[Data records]
————————
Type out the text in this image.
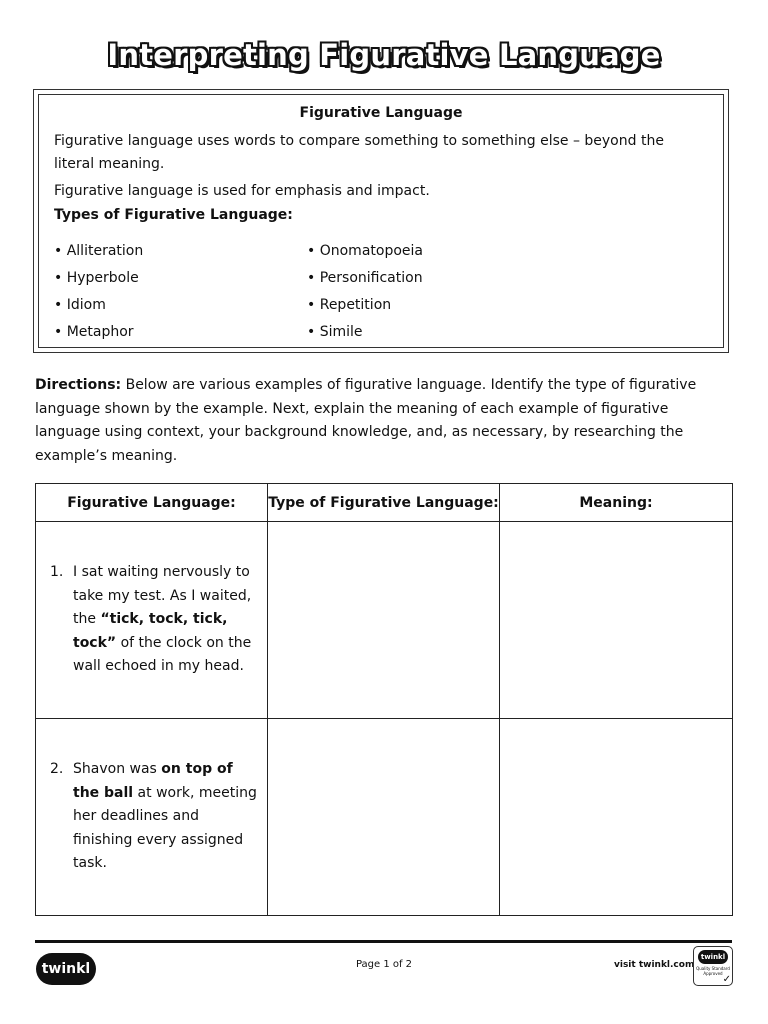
Interpreting Figurative Language
Figurative Language
Figurative language uses words to compare something to something else – beyond the literal meaning.
Figurative language is used for emphasis and impact.
Types of Figurative Language:
• Alliteration
• Hyperbole
• Idiom
• Metaphor
• Onomatopoeia
• Personification
• Repetition
• Simile
Directions: Below are various examples of figurative language. Identify the type of figurative language shown by the example. Next, explain the meaning of each example of figurative language using context, your background knowledge, and, as necessary, by researching the example’s meaning.
Figurative Language:	Type of Figurative Language:	Meaning:

1. I sat waiting nervously to take my test. As I waited, the “tick, tock, tick, tock” of the clock on the wall echoed in my head.		

2. Shavon was on top of the ball at work, meeting her deadlines and finishing every assigned task.		

twinkl	Page 1 of 2	visit twinkl.com
twinkl
Quality Standard Approved
✓
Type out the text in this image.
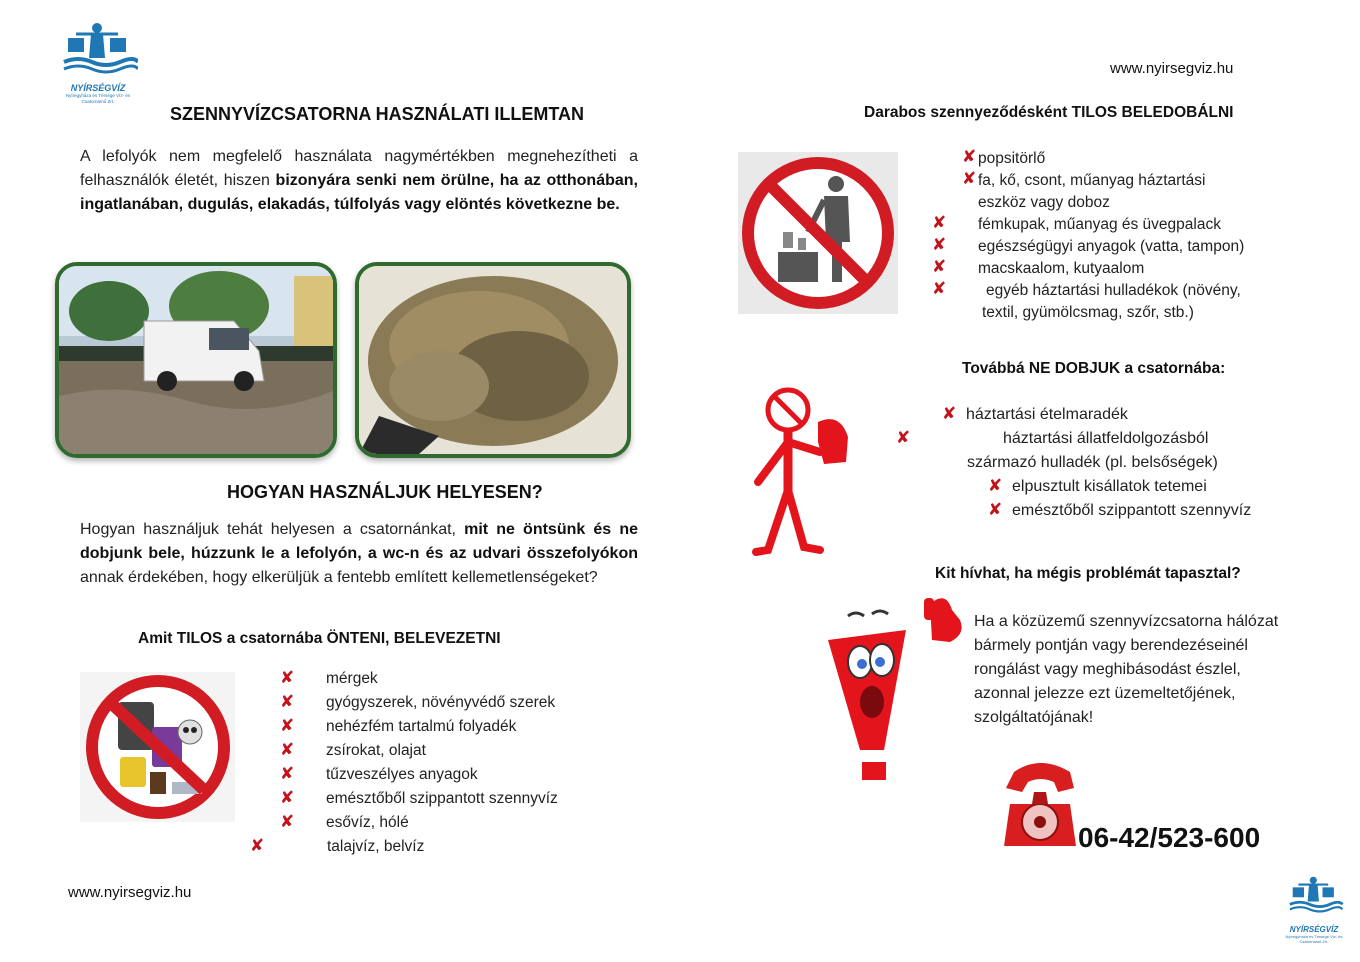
NYÍRSÉGVÍZ
Nyíregyháza és Térsége Víz- és Csatornamű Zrt.
www.nyirsegviz.hu
SZENNYVÍZCSATORNA HASZNÁLATI ILLEMTAN
A lefolyók nem megfelelő használata nagymértékben megnehezítheti a felhasználók életét, hiszen bizonyára senki nem örülne, ha az otthonában, ingatlanában, dugulás, elakadás, túlfolyás vagy elöntés következne be.
HOGYAN HASZNÁLJUK HELYESEN?
Hogyan használjuk tehát helyesen a csatornánkat, mit ne öntsünk és ne dobjunk bele, húzzunk le a lefolyón, a wc-n és az udvari összefolyókon annak érdekében, hogy elkerüljük a fentebb említett kellemetlenségeket?
Amit TILOS a csatornába ÖNTENI, BELEVEZETNI
✘ mérgek
✘ gyógyszerek, növényvédő szerek
✘ nehézfém tartalmú folyadék
✘ zsírokat, olajat
✘ tűzveszélyes anyagok
✘ emésztőből szippantott szennyvíz
✘ esővíz, hólé
✘	talajvíz, belvíz
www.nyirsegviz.hu
Darabos szennyeződésként TILOS BELEDOBÁLNI
✘ popsitörlő
✘ fa, kő, csont, műanyag háztartási
eszköz vagy doboz
✘ fémkupak, műanyag és üvegpalack
✘ egészségügyi anyagok (vatta, tampon)
✘ macskaalom, kutyaalom
✘	egyéb háztartási hulladékok (növény,
textil, gyümölcsmag, szőr, stb.)
Továbbá NE DOBJUK a csatornába:
✘ háztartási ételmaradék
✘	háztartási állatfeldolgozásból
származó hulladék (pl. belsőségek)
✘ elpusztult kisállatok tetemei
✘ emésztőből szippantott szennyvíz
Kit hívhat, ha mégis problémát tapasztal?
Ha a közüzemű szennyvízcsatorna hálózat
bármely pontján vagy berendezéseinél
rongálást vagy meghibásodást észlel,
azonnal jelezze ezt üzemeltetőjének,
szolgáltatójának!
06-42/523-600
NYÍRSÉGVÍZ
Nyíregyháza és Térsége Víz- és Csatornamű Zrt.
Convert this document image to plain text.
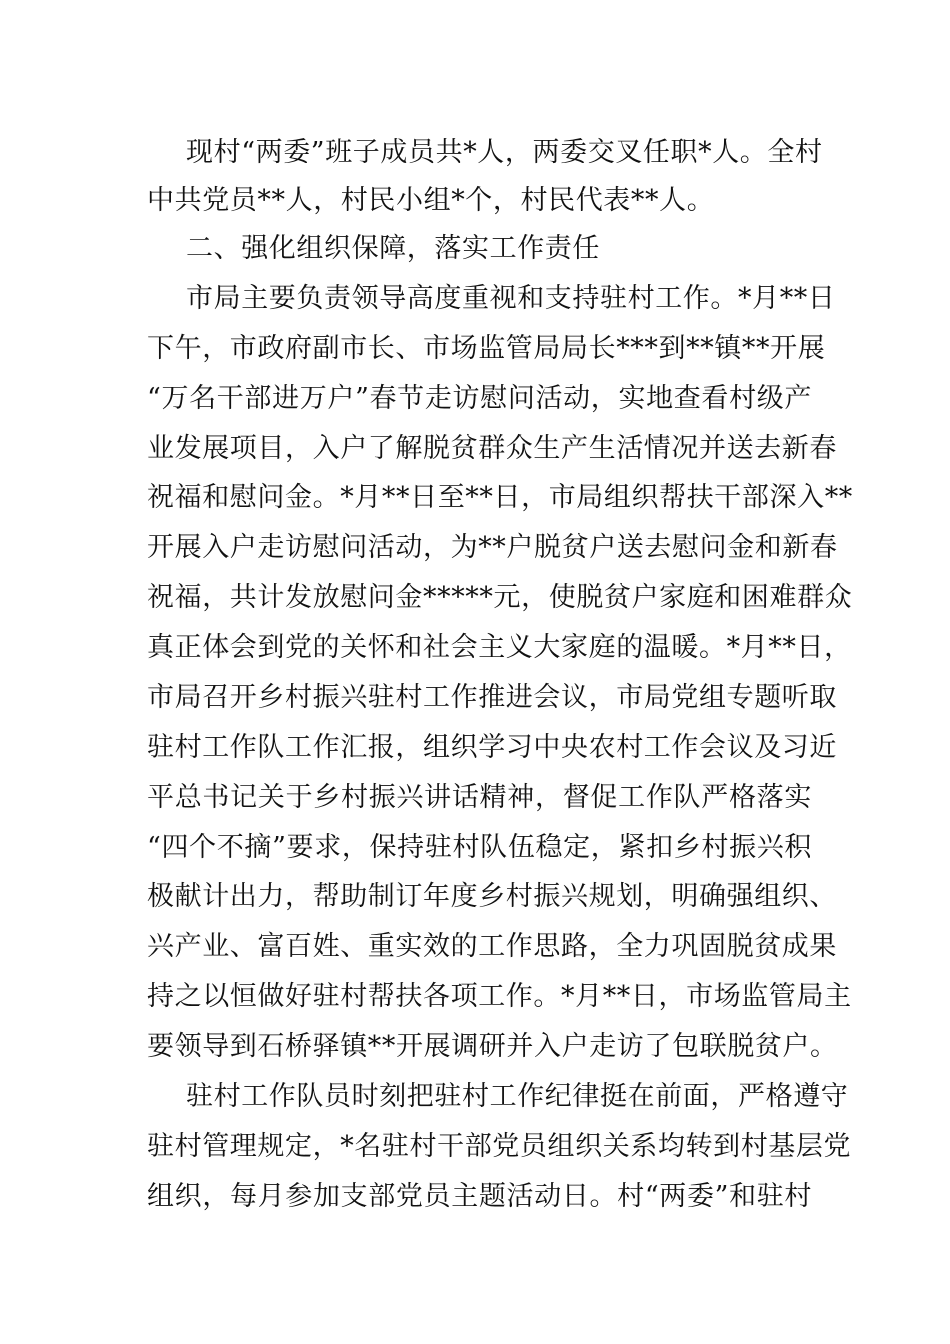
现村“两委”班子成员共*人，两委交叉任职*人。全村
中共党员**人，村民小组*个，村民代表**人。
二、强化组织保障，落实工作责任
市局主要负责领导高度重视和支持驻村工作。*月**日
下午，市政府副市长、市场监管局局长***到**镇**开展
“万名干部进万户”春节走访慰问活动，实地查看村级产
业发展项目，入户了解脱贫群众生产生活情况并送去新春
祝福和慰问金。*月**日至**日，市局组织帮扶干部深入**
开展入户走访慰问活动，为**户脱贫户送去慰问金和新春
祝福，共计发放慰问金*****元，使脱贫户家庭和困难群众
真正体会到党的关怀和社会主义大家庭的温暖。*月**日，
市局召开乡村振兴驻村工作推进会议，市局党组专题听取
驻村工作队工作汇报，组织学习中央农村工作会议及习近
平总书记关于乡村振兴讲话精神，督促工作队严格落实
“四个不摘”要求，保持驻村队伍稳定，紧扣乡村振兴积
极献计出力，帮助制订年度乡村振兴规划，明确强组织、
兴产业、富百姓、重实效的工作思路，全力巩固脱贫成果
持之以恒做好驻村帮扶各项工作。*月**日，市场监管局主
要领导到石桥驿镇**开展调研并入户走访了包联脱贫户。
驻村工作队员时刻把驻村工作纪律挺在前面，严格遵守
驻村管理规定，*名驻村干部党员组织关系均转到村基层党
组织，每月参加支部党员主题活动日。村“两委”和驻村
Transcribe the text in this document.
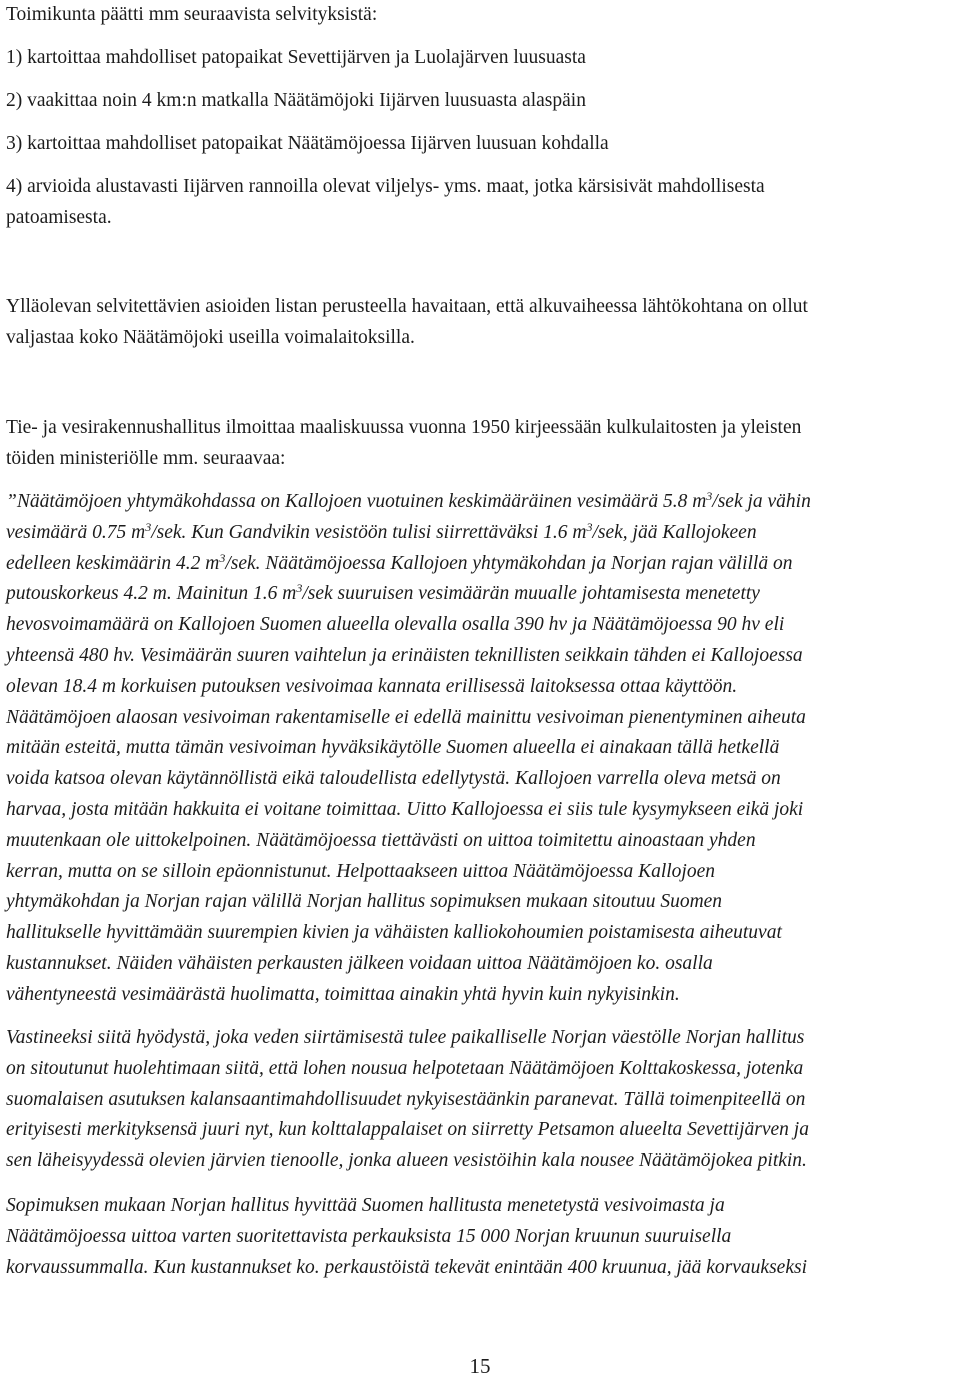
Toimikunta päätti mm seuraavista selvityksistä:

1) kartoittaa mahdolliset patopaikat Sevettijärven ja Luolajärven luusuasta

2) vaakittaa noin 4 km:n matkalla Näätämöjoki Iijärven luusuasta alaspäin

3) kartoittaa mahdolliset patopaikat Näätämöjoessa Iijärven luusuan kohdalla

4) arvioida alustavasti Iijärven rannoilla olevat viljelys- yms. maat, jotka kärsisivät mahdollisesta

patoamisesta.

Ylläolevan selvitettävien asioiden listan perusteella havaitaan, että alkuvaiheessa lähtökohtana on ollut

valjastaa koko Näätämöjoki useilla voimalaitoksilla.

Tie- ja vesirakennushallitus ilmoittaa maaliskuussa vuonna 1950 kirjeessään kulkulaitosten ja yleisten

töiden ministeriölle mm. seuraavaa:

”Näätämöjoen yhtymäkohdassa on Kallojoen vuotuinen keskimääräinen vesimäärä 5.8 $m^3$/sek ja vähin
vesimäärä 0.75 $m^3$/sek. Kun Gandvikin vesistöön tulisi siirrettäväksi 1.6 $m^3$/sek, jää Kallojokeen
edelleen keskimäärin 4.2 $m^3$/sek. Näätämöjoessa Kallojoen yhtymäkohdan ja Norjan rajan välillä on
putouskorkeus 4.2 m. Mainitun 1.6 $m^3$/sek suuruisen vesimäärän muualle johtamisesta menetetty
hevosvoimamäärä on Kallojoen Suomen alueella olevalla osalla 390 hv ja Näätämöjoessa 90 hv eli
yhteensä 480 hv. Vesimäärän suuren vaihtelun ja erinäisten teknillisten seikkain tähden ei Kallojoessa
olevan 18.4 m korkuisen putouksen vesivoimaa kannata erillisessä laitoksessa ottaa käyttöön.
Näätämöjoen alaosan vesivoiman rakentamiselle ei edellä mainittu vesivoiman pienentyminen aiheuta
mitään esteitä, mutta tämän vesivoiman hyväksikäytölle Suomen alueella ei ainakaan tällä hetkellä
voida katsoa olevan käytännöllistä eikä taloudellista edellytystä. Kallojoen varrella oleva metsä on
harvaa, josta mitään hakkuita ei voitane toimittaa. Uitto Kallojoessa ei siis tule kysymykseen eikä joki
muutenkaan ole uittokelpoinen. Näätämöjoessa tiettävästi on uittoa toimitettu ainoastaan yhden
kerran, mutta on se silloin epäonnistunut. Helpottaakseen uittoa Näätämöjoessa Kallojoen
yhtymäkohdan ja Norjan rajan välillä Norjan hallitus sopimuksen mukaan sitoutuu Suomen
hallitukselle hyvittämään suurempien kivien ja vähäisten kalliokohoumien poistamisesta aiheutuvat
kustannukset. Näiden vähäisten perkausten jälkeen voidaan uittoa Näätämöjoen ko. osalla
vähentyneestä vesimäärästä huolimatta, toimittaa ainakin yhtä hyvin kuin nykyisinkin.

Vastineeksi siitä hyödystä, joka veden siirtämisestä tulee paikalliselle Norjan väestölle Norjan hallitus
on sitoutunut huolehtimaan siitä, että lohen nousua helpotetaan Näätämöjoen Kolttakoskessa, jotenka
suomalaisen asutuksen kalansaantimahdollisuudet nykyisestäänkin paranevat. Tällä toimenpiteellä on
erityisesti merkityksensä juuri nyt, kun kolttalappalaiset on siirretty Petsamon alueelta Sevettijärven ja
sen läheisyydessä olevien järvien tienoolle, jonka alueen vesistöihin kala nousee Näätämöjokea pitkin.

Sopimuksen mukaan Norjan hallitus hyvittää Suomen hallitusta menetetystä vesivoimasta ja
Näätämöjoessa uittoa varten suoritettavista perkauksista 15 000 Norjan kruunun suuruisella
korvaussummalla. Kun kustannukset ko. perkaustöistä tekevät enintään 400 kruunua, jää korvaukseksi

15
————————
Written problem: Say how many lines of the material contain the word "Kallojoessa", with no other text.

Task solution: 2